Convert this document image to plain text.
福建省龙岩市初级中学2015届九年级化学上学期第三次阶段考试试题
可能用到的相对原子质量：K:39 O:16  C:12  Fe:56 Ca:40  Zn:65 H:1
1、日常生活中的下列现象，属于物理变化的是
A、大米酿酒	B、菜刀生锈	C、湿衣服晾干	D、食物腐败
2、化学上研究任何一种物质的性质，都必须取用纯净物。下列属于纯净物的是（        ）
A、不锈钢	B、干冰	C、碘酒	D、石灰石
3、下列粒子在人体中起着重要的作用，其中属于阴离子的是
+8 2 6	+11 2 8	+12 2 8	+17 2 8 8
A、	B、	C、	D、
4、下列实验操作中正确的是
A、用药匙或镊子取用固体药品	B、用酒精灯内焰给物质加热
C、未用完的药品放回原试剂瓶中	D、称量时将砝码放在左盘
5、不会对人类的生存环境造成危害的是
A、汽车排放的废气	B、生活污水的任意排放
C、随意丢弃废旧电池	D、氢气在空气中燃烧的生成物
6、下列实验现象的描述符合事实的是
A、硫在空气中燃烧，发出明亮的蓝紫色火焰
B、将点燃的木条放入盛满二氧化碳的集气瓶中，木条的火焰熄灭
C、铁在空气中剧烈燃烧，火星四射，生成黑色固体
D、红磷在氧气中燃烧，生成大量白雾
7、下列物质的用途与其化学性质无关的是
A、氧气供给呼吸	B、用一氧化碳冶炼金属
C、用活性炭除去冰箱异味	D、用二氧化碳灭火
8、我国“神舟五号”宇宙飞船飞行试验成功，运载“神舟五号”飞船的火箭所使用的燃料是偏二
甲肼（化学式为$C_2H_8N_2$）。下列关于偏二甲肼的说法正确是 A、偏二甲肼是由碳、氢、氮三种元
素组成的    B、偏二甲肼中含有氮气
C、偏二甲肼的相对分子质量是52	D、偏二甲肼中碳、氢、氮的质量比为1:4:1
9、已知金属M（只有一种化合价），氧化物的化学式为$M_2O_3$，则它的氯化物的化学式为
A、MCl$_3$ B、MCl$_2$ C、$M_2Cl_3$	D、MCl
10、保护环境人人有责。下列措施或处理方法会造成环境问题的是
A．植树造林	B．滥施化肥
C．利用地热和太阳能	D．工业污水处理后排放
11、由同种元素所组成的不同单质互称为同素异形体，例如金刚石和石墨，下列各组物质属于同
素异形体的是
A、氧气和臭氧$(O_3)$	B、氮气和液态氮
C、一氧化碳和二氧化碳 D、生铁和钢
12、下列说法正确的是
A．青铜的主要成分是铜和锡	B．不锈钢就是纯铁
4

··········

**Problem statement:** Repeat each record in full; every line must match exactly.

**Worked answer:**
Convert this document image to plain text.
福建省龙岩市初级中学2015届九年级化学上学期第三次阶段考试试题
可能用到的相对原子质量：K:39 O:16  C:12  Fe:56 Ca:40  Zn:65 H:1
1、日常生活中的下列现象，属于物理变化的是
A、大米酿酒	B、菜刀生锈	C、湿衣服晾干	D、食物腐败
2、化学上研究任何一种物质的性质，都必须取用纯净物。下列属于纯净物的是（        ）
A、不锈钢	B、干冰	C、碘酒	D、石灰石
3、下列粒子在人体中起着重要的作用，其中属于阴离子的是
+8 2 6	+11 2 8	+12 2 8	+17 2 8 8
A、	B、	C、	D、
4、下列实验操作中正确的是
A、用药匙或镊子取用固体药品	B、用酒精灯内焰给物质加热
C、未用完的药品放回原试剂瓶中	D、称量时将砝码放在左盘
5、不会对人类的生存环境造成危害的是
A、汽车排放的废气	B、生活污水的任意排放
C、随意丢弃废旧电池	D、氢气在空气中燃烧的生成物
6、下列实验现象的描述符合事实的是
A、硫在空气中燃烧，发出明亮的蓝紫色火焰
B、将点燃的木条放入盛满二氧化碳的集气瓶中，木条的火焰熄灭
C、铁在空气中剧烈燃烧，火星四射，生成黑色固体
D、红磷在氧气中燃烧，生成大量白雾
7、下列物质的用途与其化学性质无关的是
A、氧气供给呼吸	B、用一氧化碳冶炼金属
C、用活性炭除去冰箱异味	D、用二氧化碳灭火
8、我国“神舟五号”宇宙飞船飞行试验成功，运载“神舟五号”飞船的火箭所使用的燃料是偏二
甲肼（化学式为$C_2H_8N_2$）。下列关于偏二甲肼的说法正确是 A、偏二甲肼是由碳、氢、氮三种元
素组成的    B、偏二甲肼中含有氮气
C、偏二甲肼的相对分子质量是52	D、偏二甲肼中碳、氢、氮的质量比为1:4:1
9、已知金属M（只有一种化合价），氧化物的化学式为$M_2O_3$，则它的氯化物的化学式为
A、MCl$_3$ B、MCl$_2$ C、$M_2Cl_3$	D、MCl
10、保护环境人人有责。下列措施或处理方法会造成环境问题的是
A．植树造林	B．滥施化肥
C．利用地热和太阳能	D．工业污水处理后排放
11、由同种元素所组成的不同单质互称为同素异形体，例如金刚石和石墨，下列各组物质属于同
素异形体的是
A、氧气和臭氧$(O_3)$	B、氮气和液态氮
C、一氧化碳和二氧化碳 D、生铁和钢
12、下列说法正确的是
A．青铜的主要成分是铜和锡	B．不锈钢就是纯铁
4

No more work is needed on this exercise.